GOAL OF THE EXERCISE ▸
Send back the entries below exactly as they appear.

(Dataset listings of figures)
.....
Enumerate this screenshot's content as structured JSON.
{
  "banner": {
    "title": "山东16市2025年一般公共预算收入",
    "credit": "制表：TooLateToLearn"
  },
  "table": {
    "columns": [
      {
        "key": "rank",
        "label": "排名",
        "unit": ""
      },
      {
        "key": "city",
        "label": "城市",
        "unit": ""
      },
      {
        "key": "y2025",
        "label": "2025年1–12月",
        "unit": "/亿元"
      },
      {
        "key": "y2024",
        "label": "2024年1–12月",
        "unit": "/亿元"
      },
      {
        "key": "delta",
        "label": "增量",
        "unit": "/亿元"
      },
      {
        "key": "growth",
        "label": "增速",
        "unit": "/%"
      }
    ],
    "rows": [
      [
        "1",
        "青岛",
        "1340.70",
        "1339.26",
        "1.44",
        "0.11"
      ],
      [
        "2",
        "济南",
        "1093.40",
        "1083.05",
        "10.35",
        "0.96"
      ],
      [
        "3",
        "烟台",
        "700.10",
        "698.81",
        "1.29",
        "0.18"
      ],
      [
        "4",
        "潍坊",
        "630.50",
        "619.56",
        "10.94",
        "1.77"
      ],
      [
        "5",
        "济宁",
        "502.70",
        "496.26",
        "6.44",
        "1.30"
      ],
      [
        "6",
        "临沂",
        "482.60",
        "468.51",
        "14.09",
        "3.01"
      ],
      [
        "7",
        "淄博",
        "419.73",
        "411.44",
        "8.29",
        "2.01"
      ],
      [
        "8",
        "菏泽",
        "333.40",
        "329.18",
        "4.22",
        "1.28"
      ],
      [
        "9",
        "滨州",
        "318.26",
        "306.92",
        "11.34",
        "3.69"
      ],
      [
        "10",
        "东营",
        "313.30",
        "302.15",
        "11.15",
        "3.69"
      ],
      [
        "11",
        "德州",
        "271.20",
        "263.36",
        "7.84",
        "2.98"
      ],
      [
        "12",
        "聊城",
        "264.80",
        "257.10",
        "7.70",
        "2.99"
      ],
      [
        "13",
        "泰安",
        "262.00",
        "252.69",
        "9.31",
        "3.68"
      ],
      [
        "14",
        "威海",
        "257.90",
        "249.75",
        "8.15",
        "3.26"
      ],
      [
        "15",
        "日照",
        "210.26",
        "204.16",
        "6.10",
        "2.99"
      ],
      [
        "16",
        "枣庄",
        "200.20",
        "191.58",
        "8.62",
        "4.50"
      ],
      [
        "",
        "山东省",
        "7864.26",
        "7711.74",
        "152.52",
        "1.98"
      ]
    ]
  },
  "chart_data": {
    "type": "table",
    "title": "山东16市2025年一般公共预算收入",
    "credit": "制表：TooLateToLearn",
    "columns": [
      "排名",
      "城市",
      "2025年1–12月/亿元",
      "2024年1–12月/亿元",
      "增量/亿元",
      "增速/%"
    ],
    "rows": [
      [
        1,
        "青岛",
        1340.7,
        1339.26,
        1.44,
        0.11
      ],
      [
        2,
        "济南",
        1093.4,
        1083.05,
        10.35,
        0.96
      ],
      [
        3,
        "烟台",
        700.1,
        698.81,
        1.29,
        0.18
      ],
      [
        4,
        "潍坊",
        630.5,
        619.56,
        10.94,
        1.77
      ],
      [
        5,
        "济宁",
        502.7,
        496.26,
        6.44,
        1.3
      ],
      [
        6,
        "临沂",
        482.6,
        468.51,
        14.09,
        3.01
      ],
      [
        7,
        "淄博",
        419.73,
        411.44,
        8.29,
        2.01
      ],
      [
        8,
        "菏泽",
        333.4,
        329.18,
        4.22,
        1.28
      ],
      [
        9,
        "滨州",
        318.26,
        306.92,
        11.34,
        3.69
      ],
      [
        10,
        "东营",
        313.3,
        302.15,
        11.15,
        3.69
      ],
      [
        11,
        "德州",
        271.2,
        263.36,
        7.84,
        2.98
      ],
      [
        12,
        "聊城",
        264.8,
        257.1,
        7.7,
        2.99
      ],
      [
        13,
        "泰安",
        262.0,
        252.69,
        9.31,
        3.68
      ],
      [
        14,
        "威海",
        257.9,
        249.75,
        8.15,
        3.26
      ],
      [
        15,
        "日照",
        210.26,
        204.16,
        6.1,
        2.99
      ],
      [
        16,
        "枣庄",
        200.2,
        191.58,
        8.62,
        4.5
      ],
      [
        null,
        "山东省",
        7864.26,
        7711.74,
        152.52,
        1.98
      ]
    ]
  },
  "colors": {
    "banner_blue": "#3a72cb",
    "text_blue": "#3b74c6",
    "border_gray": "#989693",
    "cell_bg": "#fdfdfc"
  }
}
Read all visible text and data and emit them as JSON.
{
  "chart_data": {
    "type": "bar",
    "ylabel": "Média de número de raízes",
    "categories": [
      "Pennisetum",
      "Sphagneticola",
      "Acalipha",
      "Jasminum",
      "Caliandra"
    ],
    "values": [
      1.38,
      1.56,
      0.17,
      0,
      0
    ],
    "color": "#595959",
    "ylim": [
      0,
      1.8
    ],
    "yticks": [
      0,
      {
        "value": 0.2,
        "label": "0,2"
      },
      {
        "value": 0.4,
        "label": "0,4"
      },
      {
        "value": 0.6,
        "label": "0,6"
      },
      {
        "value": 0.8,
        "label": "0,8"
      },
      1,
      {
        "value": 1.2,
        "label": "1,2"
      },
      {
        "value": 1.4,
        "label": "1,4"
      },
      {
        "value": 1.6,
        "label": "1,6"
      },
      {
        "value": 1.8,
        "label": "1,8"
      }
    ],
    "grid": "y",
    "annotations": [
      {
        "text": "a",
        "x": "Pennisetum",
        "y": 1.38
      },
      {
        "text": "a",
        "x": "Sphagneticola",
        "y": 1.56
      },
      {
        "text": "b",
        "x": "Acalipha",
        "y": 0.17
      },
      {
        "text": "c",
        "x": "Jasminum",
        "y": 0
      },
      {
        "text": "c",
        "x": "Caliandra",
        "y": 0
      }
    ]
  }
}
.....
CORRECT ANSWER ▸
Enumerate this screenshot's content as structured JSON.
{
  "banner": {
    "title": "山东16市2025年一般公共预算收入",
    "credit": "制表：TooLateToLearn"
  },
  "table": {
    "columns": [
      {
        "key": "rank",
        "label": "排名",
        "unit": ""
      },
      {
        "key": "city",
        "label": "城市",
        "unit": ""
      },
      {
        "key": "y2025",
        "label": "2025年1–12月",
        "unit": "/亿元"
      },
      {
        "key": "y2024",
        "label": "2024年1–12月",
        "unit": "/亿元"
      },
      {
        "key": "delta",
        "label": "增量",
        "unit": "/亿元"
      },
      {
        "key": "growth",
        "label": "增速",
        "unit": "/%"
      }
    ],
    "rows": [
      [
        "1",
        "青岛",
        "1340.70",
        "1339.26",
        "1.44",
        "0.11"
      ],
      [
        "2",
        "济南",
        "1093.40",
        "1083.05",
        "10.35",
        "0.96"
      ],
      [
        "3",
        "烟台",
        "700.10",
        "698.81",
        "1.29",
        "0.18"
      ],
      [
        "4",
        "潍坊",
        "630.50",
        "619.56",
        "10.94",
        "1.77"
      ],
      [
        "5",
        "济宁",
        "502.70",
        "496.26",
        "6.44",
        "1.30"
      ],
      [
        "6",
        "临沂",
        "482.60",
        "468.51",
        "14.09",
        "3.01"
      ],
      [
        "7",
        "淄博",
        "419.73",
        "411.44",
        "8.29",
        "2.01"
      ],
      [
        "8",
        "菏泽",
        "333.40",
        "329.18",
        "4.22",
        "1.28"
      ],
      [
        "9",
        "滨州",
        "318.26",
        "306.92",
        "11.34",
        "3.69"
      ],
      [
        "10",
        "东营",
        "313.30",
        "302.15",
        "11.15",
        "3.69"
      ],
      [
        "11",
        "德州",
        "271.20",
        "263.36",
        "7.84",
        "2.98"
      ],
      [
        "12",
        "聊城",
        "264.80",
        "257.10",
        "7.70",
        "2.99"
      ],
      [
        "13",
        "泰安",
        "262.00",
        "252.69",
        "9.31",
        "3.68"
      ],
      [
        "14",
        "威海",
        "257.90",
        "249.75",
        "8.15",
        "3.26"
      ],
      [
        "15",
        "日照",
        "210.26",
        "204.16",
        "6.10",
        "2.99"
      ],
      [
        "16",
        "枣庄",
        "200.20",
        "191.58",
        "8.62",
        "4.50"
      ],
      [
        "",
        "山东省",
        "7864.26",
        "7711.74",
        "152.52",
        "1.98"
      ]
    ]
  },
  "chart_data": {
    "type": "table",
    "title": "山东16市2025年一般公共预算收入",
    "credit": "制表：TooLateToLearn",
    "columns": [
      "排名",
      "城市",
      "2025年1–12月/亿元",
      "2024年1–12月/亿元",
      "增量/亿元",
      "增速/%"
    ],
    "rows": [
      [
        1,
        "青岛",
        1340.7,
        1339.26,
        1.44,
        0.11
      ],
      [
        2,
        "济南",
        1093.4,
        1083.05,
        10.35,
        0.96
      ],
      [
        3,
        "烟台",
        700.1,
        698.81,
        1.29,
        0.18
      ],
      [
        4,
        "潍坊",
        630.5,
        619.56,
        10.94,
        1.77
      ],
      [
        5,
        "济宁",
        502.7,
        496.26,
        6.44,
        1.3
      ],
      [
        6,
        "临沂",
        482.6,
        468.51,
        14.09,
        3.01
      ],
      [
        7,
        "淄博",
        419.73,
        411.44,
        8.29,
        2.01
      ],
      [
        8,
        "菏泽",
        333.4,
        329.18,
        4.22,
        1.28
      ],
      [
        9,
        "滨州",
        318.26,
        306.92,
        11.34,
        3.69
      ],
      [
        10,
        "东营",
        313.3,
        302.15,
        11.15,
        3.69
      ],
      [
        11,
        "德州",
        271.2,
        263.36,
        7.84,
        2.98
      ],
      [
        12,
        "聊城",
        264.8,
        257.1,
        7.7,
        2.99
      ],
      [
        13,
        "泰安",
        262.0,
        252.69,
        9.31,
        3.68
      ],
      [
        14,
        "威海",
        257.9,
        249.75,
        8.15,
        3.26
      ],
      [
        15,
        "日照",
        210.26,
        204.16,
        6.1,
        2.99
      ],
      [
        16,
        "枣庄",
        200.2,
        191.58,
        8.62,
        4.5
      ],
      [
        null,
        "山东省",
        7864.26,
        7711.74,
        152.52,
        1.98
      ]
    ]
  },
  "colors": {
    "banner_blue": "#3a72cb",
    "text_blue": "#3b74c6",
    "border_gray": "#989693",
    "cell_bg": "#fdfdfc"
  }
}
Read all visible text and data and emit them as JSON.
{
  "chart_data": {
    "type": "bar",
    "ylabel": "Média de número de raízes",
    "categories": [
      "Pennisetum",
      "Sphagneticola",
      "Acalipha",
      "Jasminum",
      "Caliandra"
    ],
    "values": [
      1.38,
      1.56,
      0.17,
      0,
      0
    ],
    "color": "#595959",
    "ylim": [
      0,
      1.8
    ],
    "yticks": [
      0,
      {
        "value": 0.2,
        "label": "0,2"
      },
      {
        "value": 0.4,
        "label": "0,4"
      },
      {
        "value": 0.6,
        "label": "0,6"
      },
      {
        "value": 0.8,
        "label": "0,8"
      },
      1,
      {
        "value": 1.2,
        "label": "1,2"
      },
      {
        "value": 1.4,
        "label": "1,4"
      },
      {
        "value": 1.6,
        "label": "1,6"
      },
      {
        "value": 1.8,
        "label": "1,8"
      }
    ],
    "grid": "y",
    "annotations": [
      {
        "text": "a",
        "x": "Pennisetum",
        "y": 1.38
      },
      {
        "text": "a",
        "x": "Sphagneticola",
        "y": 1.56
      },
      {
        "text": "b",
        "x": "Acalipha",
        "y": 0.17
      },
      {
        "text": "c",
        "x": "Jasminum",
        "y": 0
      },
      {
        "text": "c",
        "x": "Caliandra",
        "y": 0
      }
    ]
  }
}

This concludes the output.